This will install asterisk. Be default, Asterisk needs to be run under the root user. sudo asterisk would start it. sudo asterisk -r will connect to a CLI on the current machine with asterisk running. sudo asterisk -c will start Asterisk and go directly into the CLI.

Google Voice setup

Edit the following files in /etc/asterisk/.

jabber.conf and replace gmail.address with yours, and tnttspJabber with what you want to call this connection:


username=gmail.address/gmail ;; either will work
statusmessage="I am an asterisk server." ;required


;;context=default ;; you can specify here too

context=tnttsp ;; context in extensions.conf
connection=tnttspJabber ;; refer to the connection name in [ ] in jabber.conf

This will make asterisk connect to GV via the jabber protocol. It is as if you are logged into gtalk in gmail, where you can send and receive phone calls.

The dialplan, the configuration in extensions.conf, is what we tell asterisk to do when a call is received from a channel or what to do when digits are pressed in a call. Please read it in the book.

A basic hello world example and the ability to dial out in extensions.conf:


exten => s,1,Answer()
;;exten => s,n,Wait(10)
exten => s,n,Wait(1)
exten => s,n,SendDTMF(1) ;;needed for google voice; otherwise, only call to computer in gmail will work and not calls made to google voice
exten => s,n,Playback(hello-world)

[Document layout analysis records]

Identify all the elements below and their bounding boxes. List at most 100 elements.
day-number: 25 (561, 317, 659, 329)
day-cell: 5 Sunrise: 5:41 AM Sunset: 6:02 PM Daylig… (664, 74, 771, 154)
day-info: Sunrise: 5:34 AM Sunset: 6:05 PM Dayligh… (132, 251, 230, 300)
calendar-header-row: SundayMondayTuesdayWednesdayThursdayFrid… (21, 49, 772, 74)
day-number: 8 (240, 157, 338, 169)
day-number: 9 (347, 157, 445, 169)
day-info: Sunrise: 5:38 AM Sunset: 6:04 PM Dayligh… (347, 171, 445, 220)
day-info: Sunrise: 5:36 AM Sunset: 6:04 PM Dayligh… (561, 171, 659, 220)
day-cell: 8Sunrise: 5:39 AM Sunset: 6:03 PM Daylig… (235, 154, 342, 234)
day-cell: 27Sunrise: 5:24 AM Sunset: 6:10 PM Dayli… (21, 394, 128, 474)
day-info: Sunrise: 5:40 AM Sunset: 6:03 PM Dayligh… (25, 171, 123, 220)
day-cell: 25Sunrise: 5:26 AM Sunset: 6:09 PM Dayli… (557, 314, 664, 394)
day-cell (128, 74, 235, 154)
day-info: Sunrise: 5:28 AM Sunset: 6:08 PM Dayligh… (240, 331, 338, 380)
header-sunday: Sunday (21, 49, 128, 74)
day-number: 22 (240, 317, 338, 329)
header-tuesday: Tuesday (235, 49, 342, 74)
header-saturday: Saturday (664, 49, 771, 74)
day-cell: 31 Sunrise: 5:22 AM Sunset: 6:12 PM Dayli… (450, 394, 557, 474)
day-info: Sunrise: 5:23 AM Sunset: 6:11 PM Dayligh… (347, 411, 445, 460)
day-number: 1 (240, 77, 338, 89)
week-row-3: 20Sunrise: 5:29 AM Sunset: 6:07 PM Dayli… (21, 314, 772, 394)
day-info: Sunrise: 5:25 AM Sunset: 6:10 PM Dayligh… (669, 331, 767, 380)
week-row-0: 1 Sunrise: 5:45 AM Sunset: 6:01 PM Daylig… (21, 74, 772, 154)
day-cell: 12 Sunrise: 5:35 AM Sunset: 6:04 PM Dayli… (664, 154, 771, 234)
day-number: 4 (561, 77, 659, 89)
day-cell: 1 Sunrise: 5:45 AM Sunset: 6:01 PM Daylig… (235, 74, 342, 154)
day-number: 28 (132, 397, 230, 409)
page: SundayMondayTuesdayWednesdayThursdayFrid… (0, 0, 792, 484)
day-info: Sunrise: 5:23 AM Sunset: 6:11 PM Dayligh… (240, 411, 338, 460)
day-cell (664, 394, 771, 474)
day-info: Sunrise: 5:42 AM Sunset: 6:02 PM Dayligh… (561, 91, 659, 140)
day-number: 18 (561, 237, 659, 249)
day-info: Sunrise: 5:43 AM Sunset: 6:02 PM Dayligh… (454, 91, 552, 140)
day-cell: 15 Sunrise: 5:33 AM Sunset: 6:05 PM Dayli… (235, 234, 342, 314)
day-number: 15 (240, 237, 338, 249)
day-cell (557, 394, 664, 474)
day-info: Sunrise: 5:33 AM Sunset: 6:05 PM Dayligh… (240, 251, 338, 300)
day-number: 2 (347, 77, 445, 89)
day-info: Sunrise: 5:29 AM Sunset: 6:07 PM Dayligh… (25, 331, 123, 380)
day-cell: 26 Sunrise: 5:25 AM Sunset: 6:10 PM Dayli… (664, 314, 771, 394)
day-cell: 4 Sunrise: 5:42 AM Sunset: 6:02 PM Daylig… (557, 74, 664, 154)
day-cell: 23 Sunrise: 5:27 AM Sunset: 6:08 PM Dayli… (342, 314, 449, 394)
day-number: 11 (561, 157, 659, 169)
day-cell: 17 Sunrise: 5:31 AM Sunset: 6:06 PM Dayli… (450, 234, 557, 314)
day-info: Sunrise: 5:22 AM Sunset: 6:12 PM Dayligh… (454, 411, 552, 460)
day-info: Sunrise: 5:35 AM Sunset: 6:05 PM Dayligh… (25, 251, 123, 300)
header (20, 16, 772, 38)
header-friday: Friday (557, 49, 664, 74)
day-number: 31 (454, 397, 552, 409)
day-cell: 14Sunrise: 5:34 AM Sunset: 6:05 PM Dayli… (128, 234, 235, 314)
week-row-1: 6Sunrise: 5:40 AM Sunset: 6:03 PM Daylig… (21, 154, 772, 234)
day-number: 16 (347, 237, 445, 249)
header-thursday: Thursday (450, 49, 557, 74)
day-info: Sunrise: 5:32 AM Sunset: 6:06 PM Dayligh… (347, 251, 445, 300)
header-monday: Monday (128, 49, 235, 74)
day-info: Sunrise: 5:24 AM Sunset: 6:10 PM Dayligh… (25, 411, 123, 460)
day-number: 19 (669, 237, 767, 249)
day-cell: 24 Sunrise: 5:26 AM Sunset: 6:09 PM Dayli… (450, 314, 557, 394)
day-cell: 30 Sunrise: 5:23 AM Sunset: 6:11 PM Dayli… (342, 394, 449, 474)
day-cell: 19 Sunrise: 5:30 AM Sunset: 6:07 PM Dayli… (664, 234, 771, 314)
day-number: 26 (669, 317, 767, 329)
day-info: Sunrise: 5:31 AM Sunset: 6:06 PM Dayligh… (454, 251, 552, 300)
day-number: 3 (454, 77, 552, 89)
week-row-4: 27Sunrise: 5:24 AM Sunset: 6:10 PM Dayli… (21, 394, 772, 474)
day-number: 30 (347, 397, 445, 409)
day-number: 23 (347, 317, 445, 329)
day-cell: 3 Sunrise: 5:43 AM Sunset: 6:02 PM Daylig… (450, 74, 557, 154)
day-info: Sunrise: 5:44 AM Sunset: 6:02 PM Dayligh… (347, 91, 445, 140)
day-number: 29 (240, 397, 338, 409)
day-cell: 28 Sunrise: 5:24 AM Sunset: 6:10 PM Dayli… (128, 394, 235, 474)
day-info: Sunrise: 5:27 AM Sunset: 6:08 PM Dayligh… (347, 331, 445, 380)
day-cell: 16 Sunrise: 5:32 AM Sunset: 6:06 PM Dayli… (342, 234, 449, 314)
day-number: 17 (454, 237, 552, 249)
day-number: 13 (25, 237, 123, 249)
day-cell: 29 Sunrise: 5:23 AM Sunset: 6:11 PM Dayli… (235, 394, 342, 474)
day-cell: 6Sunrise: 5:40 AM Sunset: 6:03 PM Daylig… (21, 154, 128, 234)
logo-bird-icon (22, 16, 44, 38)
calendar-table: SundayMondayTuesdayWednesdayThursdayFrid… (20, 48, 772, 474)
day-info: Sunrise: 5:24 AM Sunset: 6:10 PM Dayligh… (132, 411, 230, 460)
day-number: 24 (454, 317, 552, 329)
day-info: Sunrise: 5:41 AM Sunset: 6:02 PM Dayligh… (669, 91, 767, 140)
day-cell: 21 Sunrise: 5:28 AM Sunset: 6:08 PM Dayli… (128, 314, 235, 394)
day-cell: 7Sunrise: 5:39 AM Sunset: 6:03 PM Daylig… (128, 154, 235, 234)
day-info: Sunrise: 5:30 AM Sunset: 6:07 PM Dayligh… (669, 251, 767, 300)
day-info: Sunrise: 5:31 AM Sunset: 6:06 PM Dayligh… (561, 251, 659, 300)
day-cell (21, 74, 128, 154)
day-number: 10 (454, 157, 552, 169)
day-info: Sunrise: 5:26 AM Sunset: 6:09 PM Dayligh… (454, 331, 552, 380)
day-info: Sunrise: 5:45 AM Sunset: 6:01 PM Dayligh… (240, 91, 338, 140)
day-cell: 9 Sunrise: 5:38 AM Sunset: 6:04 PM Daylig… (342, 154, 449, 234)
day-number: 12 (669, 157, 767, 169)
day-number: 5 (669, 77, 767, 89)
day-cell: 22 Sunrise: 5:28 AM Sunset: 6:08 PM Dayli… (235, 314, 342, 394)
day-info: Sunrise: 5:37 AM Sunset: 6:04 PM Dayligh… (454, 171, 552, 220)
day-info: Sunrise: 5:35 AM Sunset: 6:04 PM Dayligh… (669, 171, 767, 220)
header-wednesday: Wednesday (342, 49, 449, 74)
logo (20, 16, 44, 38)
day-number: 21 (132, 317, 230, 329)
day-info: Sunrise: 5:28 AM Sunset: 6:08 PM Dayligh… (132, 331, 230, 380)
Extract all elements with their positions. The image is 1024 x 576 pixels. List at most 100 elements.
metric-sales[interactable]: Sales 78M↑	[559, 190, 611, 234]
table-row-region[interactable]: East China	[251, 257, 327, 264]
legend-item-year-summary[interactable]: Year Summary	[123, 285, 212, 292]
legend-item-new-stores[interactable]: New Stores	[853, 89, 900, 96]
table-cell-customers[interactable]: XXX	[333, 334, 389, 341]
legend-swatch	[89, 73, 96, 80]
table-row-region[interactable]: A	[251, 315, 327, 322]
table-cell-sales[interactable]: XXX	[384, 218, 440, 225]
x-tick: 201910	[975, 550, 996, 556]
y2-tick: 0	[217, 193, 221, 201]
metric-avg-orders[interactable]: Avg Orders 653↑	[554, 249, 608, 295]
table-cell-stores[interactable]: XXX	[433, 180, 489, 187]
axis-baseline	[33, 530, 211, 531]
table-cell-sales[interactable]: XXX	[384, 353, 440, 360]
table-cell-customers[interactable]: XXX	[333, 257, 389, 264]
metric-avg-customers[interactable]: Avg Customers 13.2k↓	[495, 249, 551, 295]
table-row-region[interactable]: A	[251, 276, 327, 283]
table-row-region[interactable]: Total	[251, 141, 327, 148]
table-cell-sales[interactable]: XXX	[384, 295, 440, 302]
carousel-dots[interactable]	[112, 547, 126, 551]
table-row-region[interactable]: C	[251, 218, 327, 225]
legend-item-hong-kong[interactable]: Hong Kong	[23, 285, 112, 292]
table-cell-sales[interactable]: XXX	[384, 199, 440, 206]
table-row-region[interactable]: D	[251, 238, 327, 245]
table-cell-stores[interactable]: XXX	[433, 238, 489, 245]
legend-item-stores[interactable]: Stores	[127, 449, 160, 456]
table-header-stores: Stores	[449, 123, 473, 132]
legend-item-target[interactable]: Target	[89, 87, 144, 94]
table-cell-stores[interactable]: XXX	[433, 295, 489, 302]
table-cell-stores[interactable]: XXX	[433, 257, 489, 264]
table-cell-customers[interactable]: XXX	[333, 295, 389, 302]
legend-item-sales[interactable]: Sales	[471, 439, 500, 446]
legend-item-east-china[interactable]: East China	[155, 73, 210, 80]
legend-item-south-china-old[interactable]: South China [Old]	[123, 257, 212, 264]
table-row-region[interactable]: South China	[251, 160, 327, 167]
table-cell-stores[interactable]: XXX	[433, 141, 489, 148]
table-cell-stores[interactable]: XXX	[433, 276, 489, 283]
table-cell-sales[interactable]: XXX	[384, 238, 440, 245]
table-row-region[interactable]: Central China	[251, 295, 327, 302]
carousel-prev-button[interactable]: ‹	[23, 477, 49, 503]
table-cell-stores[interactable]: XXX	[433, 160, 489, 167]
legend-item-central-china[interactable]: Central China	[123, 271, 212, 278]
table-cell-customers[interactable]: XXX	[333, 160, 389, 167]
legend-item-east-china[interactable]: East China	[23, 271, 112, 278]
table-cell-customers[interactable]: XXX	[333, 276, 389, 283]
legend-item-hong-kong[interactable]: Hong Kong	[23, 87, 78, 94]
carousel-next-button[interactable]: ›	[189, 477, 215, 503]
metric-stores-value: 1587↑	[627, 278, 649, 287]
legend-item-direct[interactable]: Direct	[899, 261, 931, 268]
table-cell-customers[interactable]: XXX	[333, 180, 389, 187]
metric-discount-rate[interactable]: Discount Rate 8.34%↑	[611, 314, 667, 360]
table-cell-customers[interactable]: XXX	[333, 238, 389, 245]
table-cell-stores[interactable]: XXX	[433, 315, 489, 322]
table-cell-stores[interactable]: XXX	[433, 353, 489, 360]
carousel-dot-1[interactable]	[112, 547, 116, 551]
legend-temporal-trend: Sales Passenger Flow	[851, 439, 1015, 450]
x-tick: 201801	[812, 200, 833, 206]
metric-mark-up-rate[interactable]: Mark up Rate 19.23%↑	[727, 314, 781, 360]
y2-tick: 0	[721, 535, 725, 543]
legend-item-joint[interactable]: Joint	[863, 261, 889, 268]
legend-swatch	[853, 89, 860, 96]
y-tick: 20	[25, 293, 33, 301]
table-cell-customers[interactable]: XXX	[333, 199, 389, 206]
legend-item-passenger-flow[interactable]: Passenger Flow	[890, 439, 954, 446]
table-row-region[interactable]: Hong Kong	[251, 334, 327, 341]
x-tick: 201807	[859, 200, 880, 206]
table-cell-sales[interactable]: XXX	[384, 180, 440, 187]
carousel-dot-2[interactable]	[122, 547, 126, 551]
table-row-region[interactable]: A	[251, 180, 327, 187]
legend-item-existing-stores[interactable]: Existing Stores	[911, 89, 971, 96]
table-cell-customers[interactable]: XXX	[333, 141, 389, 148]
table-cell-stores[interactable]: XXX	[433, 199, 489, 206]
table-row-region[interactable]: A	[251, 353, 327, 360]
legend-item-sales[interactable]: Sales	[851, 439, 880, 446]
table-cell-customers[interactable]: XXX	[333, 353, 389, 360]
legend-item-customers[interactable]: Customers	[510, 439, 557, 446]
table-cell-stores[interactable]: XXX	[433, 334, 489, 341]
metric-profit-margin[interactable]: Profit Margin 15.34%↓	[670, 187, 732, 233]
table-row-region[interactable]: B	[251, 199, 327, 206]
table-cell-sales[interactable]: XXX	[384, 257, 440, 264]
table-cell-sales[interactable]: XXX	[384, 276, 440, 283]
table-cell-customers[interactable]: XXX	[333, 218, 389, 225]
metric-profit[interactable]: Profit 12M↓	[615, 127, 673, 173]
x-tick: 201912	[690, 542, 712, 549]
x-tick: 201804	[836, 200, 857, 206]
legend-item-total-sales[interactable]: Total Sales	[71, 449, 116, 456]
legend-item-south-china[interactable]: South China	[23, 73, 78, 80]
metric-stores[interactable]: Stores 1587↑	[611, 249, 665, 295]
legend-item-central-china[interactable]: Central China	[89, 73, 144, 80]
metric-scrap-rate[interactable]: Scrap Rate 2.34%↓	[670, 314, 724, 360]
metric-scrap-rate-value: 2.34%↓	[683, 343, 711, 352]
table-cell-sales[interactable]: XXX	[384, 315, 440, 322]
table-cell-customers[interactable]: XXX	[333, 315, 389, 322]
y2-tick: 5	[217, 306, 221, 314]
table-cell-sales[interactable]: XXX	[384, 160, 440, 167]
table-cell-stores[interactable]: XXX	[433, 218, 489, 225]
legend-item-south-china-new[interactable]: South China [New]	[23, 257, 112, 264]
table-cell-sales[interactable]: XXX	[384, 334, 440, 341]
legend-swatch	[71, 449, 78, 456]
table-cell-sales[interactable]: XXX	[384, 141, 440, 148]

Parts of the exercise –
[1] Rewrite the paragraph of the Asterisk setup guide that begins "This will install asterisk" as a short bulleted list, keeping its main facts.
[2] According to the Asterisk setup guide, which protocol does Asterisk use to connect to GV?
[3] List every distinct application that the extensions.conf example in the Asterisk setup guide calls.

Results –
[1]
- This installs Asterisk.
- By default, Asterisk must run under the root user.
- `sudo asterisk` starts Asterisk.
- `sudo asterisk -r` connects to a CLI on the current machine where Asterisk is running.
- `sudo asterisk -c` starts Asterisk and opens the CLI directly.

[2] The jabber protocol.

[3]
- Answer()
- Wait()
- SendDTMF()
- Playback()